_Required work_
Give every line below again, exactly.

_Dataset excerpts_
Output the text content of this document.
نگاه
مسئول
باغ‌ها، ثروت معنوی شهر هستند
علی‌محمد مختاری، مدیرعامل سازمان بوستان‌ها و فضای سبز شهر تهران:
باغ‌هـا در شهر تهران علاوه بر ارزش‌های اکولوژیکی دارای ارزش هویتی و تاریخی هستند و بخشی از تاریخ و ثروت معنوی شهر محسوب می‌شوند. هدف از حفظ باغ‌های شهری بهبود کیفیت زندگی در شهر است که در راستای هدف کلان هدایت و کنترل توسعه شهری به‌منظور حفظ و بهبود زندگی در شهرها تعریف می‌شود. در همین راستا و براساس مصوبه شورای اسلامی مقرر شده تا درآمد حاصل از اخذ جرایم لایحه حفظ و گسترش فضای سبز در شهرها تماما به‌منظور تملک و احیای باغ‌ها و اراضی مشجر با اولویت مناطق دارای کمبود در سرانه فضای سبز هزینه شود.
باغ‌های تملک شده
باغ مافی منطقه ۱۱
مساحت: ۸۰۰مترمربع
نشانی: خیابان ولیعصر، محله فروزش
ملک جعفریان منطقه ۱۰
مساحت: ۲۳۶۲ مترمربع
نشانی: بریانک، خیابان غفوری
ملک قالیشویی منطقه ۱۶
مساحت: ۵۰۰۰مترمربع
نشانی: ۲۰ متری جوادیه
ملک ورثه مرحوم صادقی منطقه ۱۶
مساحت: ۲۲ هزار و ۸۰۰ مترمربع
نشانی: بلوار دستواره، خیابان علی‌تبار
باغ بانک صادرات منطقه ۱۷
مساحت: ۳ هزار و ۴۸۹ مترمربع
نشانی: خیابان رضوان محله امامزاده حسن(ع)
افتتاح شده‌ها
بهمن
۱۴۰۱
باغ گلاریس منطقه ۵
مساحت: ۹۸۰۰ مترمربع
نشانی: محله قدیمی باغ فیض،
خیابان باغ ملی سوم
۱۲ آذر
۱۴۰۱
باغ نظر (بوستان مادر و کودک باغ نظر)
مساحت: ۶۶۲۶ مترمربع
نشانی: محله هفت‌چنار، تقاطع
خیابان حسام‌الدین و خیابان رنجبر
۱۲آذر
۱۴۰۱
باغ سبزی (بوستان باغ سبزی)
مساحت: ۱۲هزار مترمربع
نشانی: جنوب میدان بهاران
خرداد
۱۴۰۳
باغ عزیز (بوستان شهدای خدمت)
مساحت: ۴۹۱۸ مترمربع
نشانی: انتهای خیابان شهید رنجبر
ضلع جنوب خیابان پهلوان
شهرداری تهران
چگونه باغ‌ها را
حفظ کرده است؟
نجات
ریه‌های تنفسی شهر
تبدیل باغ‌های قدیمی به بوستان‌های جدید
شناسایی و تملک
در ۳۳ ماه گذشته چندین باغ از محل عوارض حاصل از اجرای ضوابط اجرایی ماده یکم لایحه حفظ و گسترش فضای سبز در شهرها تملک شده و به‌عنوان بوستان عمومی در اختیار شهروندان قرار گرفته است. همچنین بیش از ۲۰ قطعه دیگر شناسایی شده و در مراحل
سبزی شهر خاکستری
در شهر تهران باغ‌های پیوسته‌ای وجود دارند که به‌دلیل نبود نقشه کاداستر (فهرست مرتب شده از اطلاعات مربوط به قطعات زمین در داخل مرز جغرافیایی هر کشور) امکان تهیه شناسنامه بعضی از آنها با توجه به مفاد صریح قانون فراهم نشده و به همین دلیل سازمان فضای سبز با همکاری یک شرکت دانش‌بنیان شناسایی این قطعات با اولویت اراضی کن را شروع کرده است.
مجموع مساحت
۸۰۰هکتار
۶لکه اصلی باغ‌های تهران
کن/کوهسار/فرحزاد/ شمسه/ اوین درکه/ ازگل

_In response_
Output the text content of this document.
نگاه
مسئول
باغ‌ها، ثروت معنوی شهر هستند
علی‌محمد مختاری، مدیرعامل سازمان بوستان‌ها و فضای سبز شهر تهران:
باغ‌هـا در شهر تهران علاوه بر ارزش‌های اکولوژیکی دارای ارزش هویتی و تاریخی هستند و بخشی از تاریخ و ثروت معنوی شهر محسوب می‌شوند. هدف از حفظ باغ‌های شهری بهبود کیفیت زندگی در شهر است که در راستای هدف کلان هدایت و کنترل توسعه شهری به‌منظور حفظ و بهبود زندگی در شهرها تعریف می‌شود. در همین راستا و براساس مصوبه شورای اسلامی مقرر شده تا درآمد حاصل از اخذ جرایم لایحه حفظ و گسترش فضای سبز در شهرها تماما به‌منظور تملک و احیای باغ‌ها و اراضی مشجر با اولویت مناطق دارای کمبود در سرانه فضای سبز هزینه شود.
باغ‌های تملک شده
باغ مافی منطقه ۱۱
مساحت: ۸۰۰مترمربع
نشانی: خیابان ولیعصر، محله فروزش
ملک جعفریان منطقه ۱۰
مساحت: ۲۳۶۲ مترمربع
نشانی: بریانک، خیابان غفوری
ملک قالیشویی منطقه ۱۶
مساحت: ۵۰۰۰مترمربع
نشانی: ۲۰ متری جوادیه
ملک ورثه مرحوم صادقی منطقه ۱۶
مساحت: ۲۲ هزار و ۸۰۰ مترمربع
نشانی: بلوار دستواره، خیابان علی‌تبار
باغ بانک صادرات منطقه ۱۷
مساحت: ۳ هزار و ۴۸۹ مترمربع
نشانی: خیابان رضوان محله امامزاده حسن(ع)
افتتاح شده‌ها
بهمن
۱۴۰۱
باغ گلاریس منطقه ۵
مساحت: ۹۸۰۰ مترمربع
نشانی: محله قدیمی باغ فیض،
خیابان باغ ملی سوم
۱۲ آذر
۱۴۰۱
باغ نظر (بوستان مادر و کودک باغ نظر)
مساحت: ۶۶۲۶ مترمربع
نشانی: محله هفت‌چنار، تقاطع
خیابان حسام‌الدین و خیابان رنجبر
۱۲آذر
۱۴۰۱
باغ سبزی (بوستان باغ سبزی)
مساحت: ۱۲هزار مترمربع
نشانی: جنوب میدان بهاران
خرداد
۱۴۰۳
باغ عزیز (بوستان شهدای خدمت)
مساحت: ۴۹۱۸ مترمربع
نشانی: انتهای خیابان شهید رنجبر
ضلع جنوب خیابان پهلوان
شهرداری تهران
چگونه باغ‌ها را
حفظ کرده است؟
نجات
ریه‌های تنفسی شهر
تبدیل باغ‌های قدیمی به بوستان‌های جدید
شناسایی و تملک
در ۳۳ ماه گذشته چندین باغ از محل عوارض حاصل از اجرای ضوابط اجرایی ماده یکم لایحه حفظ و گسترش فضای سبز در شهرها تملک شده و به‌عنوان بوستان عمومی در اختیار شهروندان قرار گرفته است. همچنین بیش از ۲۰ قطعه دیگر شناسایی شده و در مراحل
سبزی شهر خاکستری
در شهر تهران باغ‌های پیوسته‌ای وجود دارند که به‌دلیل نبود نقشه کاداستر (فهرست مرتب شده از اطلاعات مربوط به قطعات زمین در داخل مرز جغرافیایی هر کشور) امکان تهیه شناسنامه بعضی از آنها با توجه به مفاد صریح قانون فراهم نشده و به همین دلیل سازمان فضای سبز با همکاری یک شرکت دانش‌بنیان شناسایی این قطعات با اولویت اراضی کن را شروع کرده است.
مجموع مساحت
۸۰۰هکتار
۶لکه اصلی باغ‌های تهران
کن/کوهسار/فرحزاد/ شمسه/ اوین درکه/ ازگل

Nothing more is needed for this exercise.